Freddrenna Margaret Lyle serves as Judge of the First Municipal District of State of Illinois' Circuit Court of Cook County. Appointed on December 16, 2011 by all seven Illinois Supreme Court Justices. She served as alderman of the 6th Ward of the City of Chicago for 13 years.

Early history
Lyle has lived in the Park Manor, Chicago neighborhood for more than 45 years. She attended Park Manor Elementary School and South Shore High School. She earned her undergraduate degree from the University of Illinois at Chicago and her law degree from John Marshall Law School. Before her appointment, Lyle was an attorney in private practice.

Public service
Lyle was President of the Cook County Bar Association, board member of the National Bar Association, member of the Supreme Court Committee on Character and Fitness, and co-chair of the Lawyer’s Committee for Harold Washington. She also served on Governor Blagojevich’s transition team. She is currently a member of Park Manor Neighbors, Chatham Avalon Park Community Council, NAACP, and Rainbow/PUSH. She is currently the Vice Chair of the Cook County Democratic Party and Chairman of the Black Elected Officials of Illinois.

Aldermanic career

Lyle was appointed alderman by Chicago Mayor Richard M. Daley on February 8, 1998 to fill the unexpired term of John O. Steele. She was reelected for a full term in 1999, 2003 and 2007 and also elected as the Democratic committeeman in 2006. Lyle served on five committees: Budget; Finance; Parks and Recreation; License and Consumer Protection; Traffic and Public Safety; and Rules and Ethics.

== Data block ==

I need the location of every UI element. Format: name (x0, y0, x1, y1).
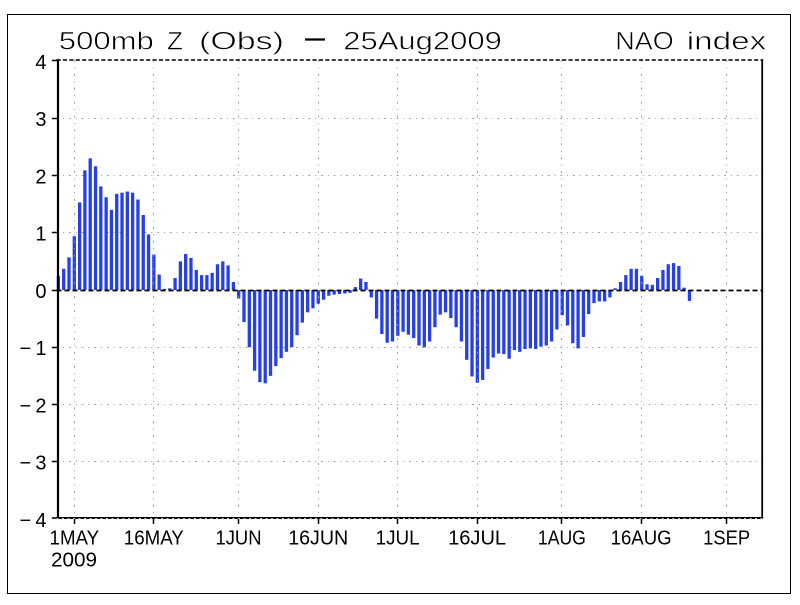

== Exercise 1 ==
Repeat the passage on Freddrenna Lyle word for word, starting with "Early history" and going on through "in private practice.".
== Exercise 2 ==
Using the passage on Freddrenna Lyle, answer these questions:
(a) Where did Lyle earn her law degree?
(b) Which bar association did Lyle serve as President?
(c) Who appointed Lyle alderman, and on what date?

== Problem solution 1 ==
Early history
Lyle has lived in the Park Manor, Chicago neighborhood for more than 45 years. She attended Park Manor Elementary School and South Shore High School. She earned her undergraduate degree from the University of Illinois at Chicago and her law degree from John Marshall Law School. Before her appointment, Lyle was an attorney in private practice.

== Problem solution 2 ==
(a) John Marshall Law School.
(b) The Cook County Bar Association.
(c) Chicago Mayor Richard M. Daley appointed her on February 8, 1998.